[Written task]: Could you reproduce the data from its first line through the line that contains "863, 842, 884]", with "pump-spec-row" replaced by "pump-spec-line" and nothing else changed?

[Available records]:

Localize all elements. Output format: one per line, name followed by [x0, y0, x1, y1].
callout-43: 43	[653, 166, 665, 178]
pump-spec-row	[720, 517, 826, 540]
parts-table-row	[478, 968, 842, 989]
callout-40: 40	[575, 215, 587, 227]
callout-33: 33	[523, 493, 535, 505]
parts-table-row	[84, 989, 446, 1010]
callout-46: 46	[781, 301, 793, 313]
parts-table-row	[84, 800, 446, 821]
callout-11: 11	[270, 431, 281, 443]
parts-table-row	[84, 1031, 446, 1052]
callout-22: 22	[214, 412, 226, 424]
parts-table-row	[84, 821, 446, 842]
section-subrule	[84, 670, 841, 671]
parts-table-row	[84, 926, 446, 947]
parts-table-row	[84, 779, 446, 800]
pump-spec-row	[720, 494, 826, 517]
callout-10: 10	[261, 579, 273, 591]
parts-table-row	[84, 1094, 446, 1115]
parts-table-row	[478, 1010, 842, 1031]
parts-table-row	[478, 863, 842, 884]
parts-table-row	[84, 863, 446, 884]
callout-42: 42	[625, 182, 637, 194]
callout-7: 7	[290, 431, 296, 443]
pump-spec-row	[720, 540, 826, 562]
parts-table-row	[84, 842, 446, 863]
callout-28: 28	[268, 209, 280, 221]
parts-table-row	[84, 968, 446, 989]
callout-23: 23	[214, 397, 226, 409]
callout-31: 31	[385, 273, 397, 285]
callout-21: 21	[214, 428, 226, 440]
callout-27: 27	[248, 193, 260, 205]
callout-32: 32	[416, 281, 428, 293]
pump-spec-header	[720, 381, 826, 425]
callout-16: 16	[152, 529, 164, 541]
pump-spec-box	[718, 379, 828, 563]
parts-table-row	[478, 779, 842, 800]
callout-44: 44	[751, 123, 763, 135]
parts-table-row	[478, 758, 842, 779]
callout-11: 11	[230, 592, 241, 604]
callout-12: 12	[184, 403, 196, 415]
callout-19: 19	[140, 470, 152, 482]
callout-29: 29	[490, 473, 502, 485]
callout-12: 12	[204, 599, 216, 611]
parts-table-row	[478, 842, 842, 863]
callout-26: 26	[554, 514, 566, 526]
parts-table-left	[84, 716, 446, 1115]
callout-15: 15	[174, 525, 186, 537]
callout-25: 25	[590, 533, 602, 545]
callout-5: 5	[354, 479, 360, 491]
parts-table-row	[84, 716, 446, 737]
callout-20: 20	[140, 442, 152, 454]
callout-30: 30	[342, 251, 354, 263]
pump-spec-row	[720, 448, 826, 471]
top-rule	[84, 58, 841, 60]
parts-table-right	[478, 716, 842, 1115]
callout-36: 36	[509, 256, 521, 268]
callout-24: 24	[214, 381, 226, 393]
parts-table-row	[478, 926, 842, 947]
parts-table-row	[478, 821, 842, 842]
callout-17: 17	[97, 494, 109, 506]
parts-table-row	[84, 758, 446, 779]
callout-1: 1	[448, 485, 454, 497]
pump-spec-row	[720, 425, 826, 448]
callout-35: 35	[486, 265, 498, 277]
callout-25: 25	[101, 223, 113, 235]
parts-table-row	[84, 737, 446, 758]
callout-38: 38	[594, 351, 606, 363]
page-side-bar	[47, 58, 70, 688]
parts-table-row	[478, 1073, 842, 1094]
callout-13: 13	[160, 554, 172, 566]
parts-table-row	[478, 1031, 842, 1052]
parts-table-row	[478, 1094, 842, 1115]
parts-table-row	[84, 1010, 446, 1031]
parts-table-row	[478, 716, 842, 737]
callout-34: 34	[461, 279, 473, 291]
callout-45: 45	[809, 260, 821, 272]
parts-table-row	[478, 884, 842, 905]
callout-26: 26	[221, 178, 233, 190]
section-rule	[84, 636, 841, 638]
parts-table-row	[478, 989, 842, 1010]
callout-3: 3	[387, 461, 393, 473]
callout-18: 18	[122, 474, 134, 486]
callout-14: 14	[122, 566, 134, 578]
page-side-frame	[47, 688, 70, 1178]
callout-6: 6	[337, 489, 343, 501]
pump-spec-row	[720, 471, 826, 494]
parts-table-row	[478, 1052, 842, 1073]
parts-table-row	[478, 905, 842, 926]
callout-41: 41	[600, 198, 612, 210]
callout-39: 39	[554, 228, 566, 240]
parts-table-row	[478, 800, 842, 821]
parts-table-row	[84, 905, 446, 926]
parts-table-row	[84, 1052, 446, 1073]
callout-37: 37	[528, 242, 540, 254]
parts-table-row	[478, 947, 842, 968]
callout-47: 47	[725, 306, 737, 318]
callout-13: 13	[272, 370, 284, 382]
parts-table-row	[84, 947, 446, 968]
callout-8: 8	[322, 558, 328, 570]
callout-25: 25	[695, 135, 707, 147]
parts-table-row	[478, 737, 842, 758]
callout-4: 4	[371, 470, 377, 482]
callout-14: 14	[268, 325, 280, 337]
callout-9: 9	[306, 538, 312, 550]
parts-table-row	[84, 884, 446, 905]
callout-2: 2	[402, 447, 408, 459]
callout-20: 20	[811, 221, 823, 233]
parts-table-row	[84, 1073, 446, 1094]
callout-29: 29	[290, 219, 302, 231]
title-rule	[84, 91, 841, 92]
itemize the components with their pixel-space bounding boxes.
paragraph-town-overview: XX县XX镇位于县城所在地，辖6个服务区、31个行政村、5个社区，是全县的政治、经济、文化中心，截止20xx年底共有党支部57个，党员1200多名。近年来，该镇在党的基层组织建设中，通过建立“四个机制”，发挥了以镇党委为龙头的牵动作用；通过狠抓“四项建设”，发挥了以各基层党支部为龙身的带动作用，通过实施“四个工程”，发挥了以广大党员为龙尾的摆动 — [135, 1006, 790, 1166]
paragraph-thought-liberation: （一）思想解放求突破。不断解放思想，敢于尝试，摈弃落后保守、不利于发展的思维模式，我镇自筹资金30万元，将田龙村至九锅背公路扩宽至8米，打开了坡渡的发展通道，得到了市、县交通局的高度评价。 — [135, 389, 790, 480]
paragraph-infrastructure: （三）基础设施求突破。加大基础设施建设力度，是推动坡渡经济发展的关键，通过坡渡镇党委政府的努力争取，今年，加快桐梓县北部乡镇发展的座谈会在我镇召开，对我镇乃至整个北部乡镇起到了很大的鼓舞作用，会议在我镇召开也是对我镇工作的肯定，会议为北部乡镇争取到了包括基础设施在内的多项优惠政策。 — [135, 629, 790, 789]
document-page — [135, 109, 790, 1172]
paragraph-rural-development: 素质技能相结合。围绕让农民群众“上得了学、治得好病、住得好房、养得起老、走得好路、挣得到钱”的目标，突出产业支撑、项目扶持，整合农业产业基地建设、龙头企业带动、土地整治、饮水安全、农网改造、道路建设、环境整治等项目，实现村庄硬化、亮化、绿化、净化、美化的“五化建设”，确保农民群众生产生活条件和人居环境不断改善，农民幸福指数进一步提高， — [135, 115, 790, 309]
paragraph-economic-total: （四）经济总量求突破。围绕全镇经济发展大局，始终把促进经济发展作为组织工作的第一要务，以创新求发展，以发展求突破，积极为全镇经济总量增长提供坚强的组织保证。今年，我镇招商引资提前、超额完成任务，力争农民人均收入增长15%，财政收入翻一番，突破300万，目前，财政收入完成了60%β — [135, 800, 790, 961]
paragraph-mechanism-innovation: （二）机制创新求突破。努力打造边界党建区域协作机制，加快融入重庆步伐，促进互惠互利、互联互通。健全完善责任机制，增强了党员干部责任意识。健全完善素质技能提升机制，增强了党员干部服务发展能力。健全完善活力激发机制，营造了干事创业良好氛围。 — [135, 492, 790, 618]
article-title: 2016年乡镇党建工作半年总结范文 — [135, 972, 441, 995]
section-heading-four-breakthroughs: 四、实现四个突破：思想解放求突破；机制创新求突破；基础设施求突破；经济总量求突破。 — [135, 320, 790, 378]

[Final result]:
Localize all elements. Output format: one per line, name followed by [x0, y0, x1, y1].
callout-43: 43	[653, 166, 665, 178]
pump-spec-line	[720, 517, 826, 540]
parts-table-row	[478, 968, 842, 989]
callout-40: 40	[575, 215, 587, 227]
callout-33: 33	[523, 493, 535, 505]
parts-table-row	[84, 989, 446, 1010]
callout-46: 46	[781, 301, 793, 313]
parts-table-row	[84, 800, 446, 821]
callout-11: 11	[270, 431, 281, 443]
parts-table-row	[84, 1031, 446, 1052]
callout-22: 22	[214, 412, 226, 424]
parts-table-row	[84, 821, 446, 842]
section-subrule	[84, 670, 841, 671]
parts-table-row	[84, 926, 446, 947]
parts-table-row	[84, 779, 446, 800]
pump-spec-line	[720, 494, 826, 517]
callout-10: 10	[261, 579, 273, 591]
parts-table-row	[84, 1094, 446, 1115]
parts-table-row	[478, 1010, 842, 1031]
parts-table-row	[478, 863, 842, 884]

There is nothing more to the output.